---------- Material for this task ----------
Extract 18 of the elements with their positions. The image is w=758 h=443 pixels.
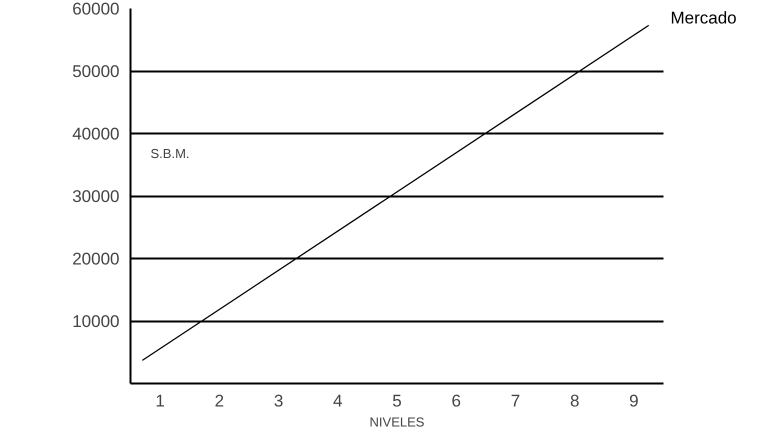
x-axis-title: NIVELES xyxy=(370,414,425,430)
y-tick-label: 40000 xyxy=(72,124,120,144)
y-tick-label: 60000 xyxy=(72,0,120,18)
series-label: Mercado xyxy=(670,8,737,28)
x-tick-label: 7 xyxy=(510,392,520,410)
x-tick-label: 4 xyxy=(333,392,343,410)
y-tick-label: 20000 xyxy=(72,250,120,268)
x-tick-label: 8 xyxy=(570,392,580,410)
y-axis-title: S.B.M. xyxy=(150,146,190,161)
x-tick-label: 3 xyxy=(274,392,284,410)
y-tick-label: 10000 xyxy=(72,312,120,331)
x-tick-label: 5 xyxy=(392,392,402,410)
x-tick-label: 9 xyxy=(629,392,639,410)
x-tick-label: 6 xyxy=(451,392,461,410)
y-tick-label: 30000 xyxy=(72,187,120,206)
x-tick-label: 2 xyxy=(214,392,224,410)
x-tick-label: 1 xyxy=(155,392,165,410)
y-tick-label: 50000 xyxy=(72,62,120,81)
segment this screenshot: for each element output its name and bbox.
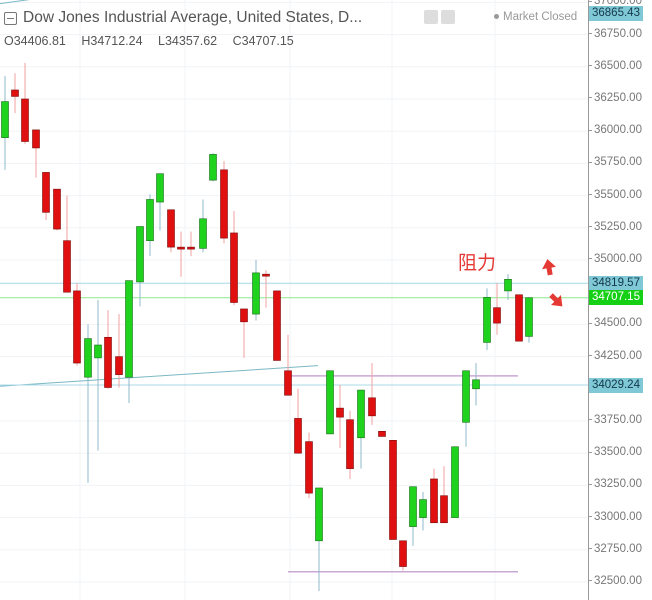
candle[interactable] <box>240 308 248 358</box>
candle[interactable] <box>177 231 185 277</box>
price-tick: 34250.00 <box>588 350 642 362</box>
candle[interactable] <box>326 370 334 435</box>
market-status: Market Closed <box>494 11 577 23</box>
candle[interactable] <box>357 389 365 469</box>
high-value: H34712.24 <box>81 34 143 48</box>
gear-icon[interactable] <box>441 10 455 24</box>
resistance-label: 阻力 <box>458 252 497 274</box>
candle[interactable] <box>305 432 313 499</box>
candle[interactable] <box>252 260 260 321</box>
candle[interactable] <box>125 280 133 403</box>
candle[interactable] <box>419 491 427 531</box>
candle[interactable] <box>409 486 417 546</box>
candle[interactable] <box>430 468 438 524</box>
candle[interactable] <box>378 431 386 437</box>
price-tag: 34707.15 <box>589 290 643 306</box>
candle[interactable] <box>104 310 112 389</box>
price-tick: 33250.00 <box>588 478 642 490</box>
candle[interactable] <box>209 153 217 182</box>
price-tick: 37000.00 <box>588 0 642 7</box>
candle[interactable] <box>42 172 50 221</box>
candle[interactable] <box>156 173 164 231</box>
candle[interactable] <box>504 274 512 300</box>
price-tag: 36865.43 <box>589 5 643 21</box>
candle[interactable] <box>63 195 71 293</box>
candle[interactable] <box>199 199 207 253</box>
close-value: C34707.15 <box>232 34 294 48</box>
collapse-icon[interactable] <box>4 11 17 25</box>
arrow-down-icon <box>549 293 563 307</box>
candle[interactable] <box>262 270 270 308</box>
series-tools <box>424 10 455 24</box>
candle[interactable] <box>368 363 376 425</box>
price-tick: 35500.00 <box>588 189 642 201</box>
candle[interactable] <box>346 410 354 479</box>
candle[interactable] <box>230 211 238 306</box>
candle[interactable] <box>472 363 480 406</box>
eye-icon[interactable] <box>424 10 438 24</box>
low-value: L34357.62 <box>158 34 218 48</box>
chart-header: Dow Jones Industrial Average, United Sta… <box>4 9 362 27</box>
price-tick: 35250.00 <box>588 221 642 233</box>
drawn-lines <box>0 0 588 573</box>
candle[interactable] <box>273 290 281 361</box>
chart-title: Dow Jones Industrial Average, United Sta… <box>23 9 363 26</box>
candle[interactable] <box>84 324 92 483</box>
candle[interactable] <box>94 299 102 451</box>
candle[interactable] <box>220 160 228 244</box>
candle[interactable] <box>187 231 195 257</box>
price-tag: 34029.24 <box>589 377 643 393</box>
status-dot-icon <box>494 14 499 20</box>
candles <box>1 62 533 592</box>
candle[interactable] <box>136 226 144 307</box>
candle[interactable] <box>294 388 302 454</box>
price-tag: 34819.57 <box>589 275 643 291</box>
open-value: O34406.81 <box>4 34 66 48</box>
candle[interactable] <box>440 466 448 524</box>
price-tick: 33750.00 <box>588 414 642 426</box>
price-tick: 36500.00 <box>588 60 642 72</box>
candle[interactable] <box>32 129 40 178</box>
upper-trendline-top[interactable] <box>0 0 55 5</box>
candle[interactable] <box>1 75 9 170</box>
candle[interactable] <box>11 73 19 114</box>
candle[interactable] <box>284 334 292 396</box>
candle[interactable] <box>167 209 175 253</box>
candle[interactable] <box>389 440 397 540</box>
candle[interactable] <box>525 297 533 343</box>
price-tick: 33500.00 <box>588 446 642 458</box>
price-tick: 35750.00 <box>588 156 642 168</box>
candle[interactable] <box>399 540 407 571</box>
price-tick: 36250.00 <box>588 92 642 104</box>
price-tick: 36750.00 <box>588 28 642 40</box>
price-tick: 36000.00 <box>588 124 642 136</box>
candle[interactable] <box>493 283 501 335</box>
candle[interactable] <box>21 62 29 145</box>
price-tick: 34500.00 <box>588 317 642 329</box>
axis-line <box>588 0 589 600</box>
candle[interactable] <box>73 283 81 366</box>
price-tick: 32750.00 <box>588 543 642 555</box>
price-axis[interactable]: 37000.00 36750.00 36500.00 36250.00 36000.00… <box>588 0 652 600</box>
arrow-up-icon <box>542 259 556 276</box>
rising-trendline[interactable] <box>0 365 319 387</box>
grid-lines <box>0 0 588 600</box>
candle[interactable] <box>515 294 523 342</box>
candle[interactable] <box>146 194 154 257</box>
price-tick: 33000.00 <box>588 511 642 523</box>
candle[interactable] <box>53 188 61 231</box>
candle[interactable] <box>115 314 123 388</box>
candle[interactable] <box>483 288 491 351</box>
candle[interactable] <box>451 446 459 518</box>
candle[interactable] <box>336 384 344 449</box>
candle[interactable] <box>462 370 470 447</box>
annotation-arrows <box>542 259 563 307</box>
price-tick: 35000.00 <box>588 253 642 265</box>
price-tick: 32500.00 <box>588 575 642 587</box>
ohlc-values: O34406.81 H34712.24 L34357.62 C34707.15 <box>4 34 306 48</box>
candle[interactable] <box>315 487 323 592</box>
----------
## Exercise goal
Give all of the lines above as a Markdown table with the columns "Row" and "Line", numbering each row and skipping blank lines. Leave the pictures out of the table.

## Written answer
| Row | Line |
|---|---|
| 1 | Extract 18 of the elements with their positions. The image is w=758 h=443 pixels. |
| 2 | x-axis-title: NIVELES xyxy=(370,414,425,430) |
| 3 | y-tick-label: 40000 xyxy=(72,124,120,144) |
| 4 | y-tick-label: 60000 xyxy=(72,0,120,18) |
| 5 | series-label: Mercado xyxy=(670,8,737,28) |
| 6 | x-tick-label: 7 xyxy=(510,392,520,410) |
| 7 | x-tick-label: 4 xyxy=(333,392,343,410) |
| 8 | y-tick-label: 20000 xyxy=(72,250,120,268) |
| 9 | x-tick-label: 8 xyxy=(570,392,580,410) |
| 10 | y-axis-title: S.B.M. xyxy=(150,146,190,161) |
| 11 | x-tick-label: 3 xyxy=(274,392,284,410) |
| 12 | y-tick-label: 10000 xyxy=(72,312,120,331) |
| 13 | x-tick-label: 5 xyxy=(392,392,402,410) |
| 14 | x-tick-label: 9 xyxy=(629,392,639,410) |
| 15 | x-tick-label: 6 xyxy=(451,392,461,410) |
| 16 | y-tick-label: 30000 xyxy=(72,187,120,206) |
| 17 | x-tick-label: 2 xyxy=(214,392,224,410) |
| 18 | x-tick-label: 1 xyxy=(155,392,165,410) |
| 19 | y-tick-label: 50000 xyxy=(72,62,120,81) |
| 20 | segment this screenshot: for each element output its name and bbox. |
| 21 | candle[interactable] <box>240 308 248 358</box> |
| 22 | candle[interactable] <box>177 231 185 277</box> |
| 23 | price-tick: 34250.00 <box>588 350 642 362</box> |
| 24 | candle[interactable] <box>326 370 334 435</box> |
| 25 | market-status: Market Closed <box>494 11 577 23</box> |
| 26 | candle[interactable] <box>357 389 365 469</box> |
| 27 | high-value: H34712.24 <box>81 34 143 48</box> |
| 28 | gear-icon[interactable] <box>441 10 455 24</box> |
| 29 | resistance-label: 阻力 <box>458 252 497 274</box> |
| 30 | candle[interactable] <box>305 432 313 499</box> |
| 31 | candle[interactable] <box>252 260 260 321</box> |
| 32 | candle[interactable] <box>125 280 133 403</box> |
| 33 | candle[interactable] <box>419 491 427 531</box> |
| 34 | candle[interactable] <box>409 486 417 546</box> |
| 35 | candle[interactable] <box>430 468 438 524</box> |
| 36 | candle[interactable] <box>378 431 386 437</box> |
| 37 | price-tag: 34707.15 <box>589 290 643 306</box> |
| 38 | candle[interactable] <box>104 310 112 389</box> |
| 39 | price-tick: 33250.00 <box>588 478 642 490</box> |
| 40 | candle[interactable] <box>209 153 217 182</box> |
| 41 | price-tick: 37000.00 <box>588 0 642 7</box> |
| 42 | candle[interactable] <box>42 172 50 221</box> |
| 43 | candle[interactable] <box>156 173 164 231</box> |
| 44 | candle[interactable] <box>504 274 512 300</box> |
| 45 | price-tag: 36865.43 <box>589 5 643 21</box> |
| 46 | candle[interactable] <box>63 195 71 293</box> |
| 47 | candle[interactable] <box>199 199 207 253</box> |
| 48 | close-value: C34707.15 <box>232 34 294 48</box> |
| 49 | collapse-icon[interactable] <box>4 11 17 25</box> |
| 50 | arrow-down-icon <box>549 293 563 307</box> |
| 51 | candle[interactable] <box>262 270 270 308</box> |
| 52 | series-tools <box>424 10 455 24</box> |
| 53 | candle[interactable] <box>368 363 376 425</box> |
| 54 | price-tick: 35500.00 <box>588 189 642 201</box> |
| 55 | candle[interactable] <box>346 410 354 479</box> |
| 56 | candle[interactable] <box>230 211 238 306</box> |
| 57 | candle[interactable] <box>472 363 480 406</box> |
| 58 | eye-icon[interactable] <box>424 10 438 24</box> |
| 59 | low-value: L34357.62 <box>158 34 218 48</box> |
| 60 | chart-header: Dow Jones Industrial Average, United Sta… <box>4 9 362 27</box> |
| 61 | price-tick: 35250.00 <box>588 221 642 233</box> |
| 62 | drawn-lines <box>0 0 588 573</box> |
| 63 | candle[interactable] <box>273 290 281 361</box> |
| 64 | chart-title: Dow Jones Industrial Average, United Sta… <box>23 9 363 26</box> |
| 65 | candle[interactable] <box>84 324 92 483</box> |
| 66 | candle[interactable] <box>94 299 102 451</box> |
| 67 | candle[interactable] <box>220 160 228 244</box> |
| 68 | candle[interactable] <box>187 231 195 257</box> |
| 69 | price-tag: 34029.24 <box>589 377 643 393</box> |
| 70 | status-dot-icon <box>494 14 499 20</box> |
| 71 | candles <box>1 62 533 592</box> |
| 72 | candle[interactable] <box>136 226 144 307</box> |
| 73 | candle[interactable] <box>294 388 302 454</box> |
| 74 | price-tag: 34819.57 <box>589 275 643 291</box> |
| 75 | open-value: O34406.81 <box>4 34 66 48</box> |
| 76 | candle[interactable] <box>440 466 448 524</box> |
| 77 | price-tick: 33750.00 <box>588 414 642 426</box> |
| 78 | price-tick: 36500.00 <box>588 60 642 72</box> |
| 79 | candle[interactable] <box>32 129 40 178</box> |
| 80 | upper-trendline-top[interactable] <box>0 0 55 5</box> |
| 81 | candle[interactable] <box>1 75 9 170</box> |
| 82 | candle[interactable] <box>11 73 19 114</box> |
| 83 | candle[interactable] <box>284 334 292 396</box> |
| 84 | candle[interactable] <box>167 209 175 253</box> |
| 85 | candle[interactable] <box>389 440 397 540</box> |
| 86 | candle[interactable] <box>525 297 533 343</box> |
| 87 | price-tick: 33500.00 <box>588 446 642 458</box> |
| 88 | price-tick: 35750.00 <box>588 156 642 168</box> |
| 89 | candle[interactable] <box>399 540 407 571</box> |
| 90 | price-tick: 36250.00 <box>588 92 642 104</box> |
| 91 | price-tick: 36750.00 <box>588 28 642 40</box> |
| 92 | price-tick: 36000.00 <box>588 124 642 136</box> |
| 93 | candle[interactable] <box>493 283 501 335</box> |
| 94 | candle[interactable] <box>21 62 29 145</box> |
| 95 | price-tick: 34500.00 <box>588 317 642 329</box> |
| 96 | axis-line <box>588 0 589 600</box> |
| 97 | candle[interactable] <box>73 283 81 366</box> |
| 98 | price-tick: 32750.00 <box>588 543 642 555</box> |
| 99 | price-axis[interactable]: 37000.00 36750.00 36500.00 36250.00 36000.00… <box>588 0 652 600</box> |
| 100 | arrow-up-icon <box>542 259 556 276</box> |
| 101 | rising-trendline[interactable] <box>0 365 319 387</box> |
| 102 | grid-lines <box>0 0 588 600</box> |
| 103 | candle[interactable] <box>515 294 523 342</box> |
| 104 | candle[interactable] <box>146 194 154 257</box> |
| 105 | price-tick: 33000.00 <box>588 511 642 523</box> |
| 106 | candle[interactable] <box>53 188 61 231</box> |
| 107 | candle[interactable] <box>115 314 123 388</box> |
| 108 | candle[interactable] <box>483 288 491 351</box> |
| 109 | candle[interactable] <box>451 446 459 518</box> |
| 110 | candle[interactable] <box>336 384 344 449</box> |
| 111 | candle[interactable] <box>462 370 470 447</box> |
| 112 | annotation-arrows <box>542 259 563 307</box> |
| 113 | price-tick: 35000.00 <box>588 253 642 265</box> |
| 114 | price-tick: 32500.00 <box>588 575 642 587</box> |
| 115 | ohlc-values: O34406.81 H34712.24 L34357.62 C34707.15 <box>4 34 306 48</box> |
| 116 | candle[interactable] <box>315 487 323 592</box> |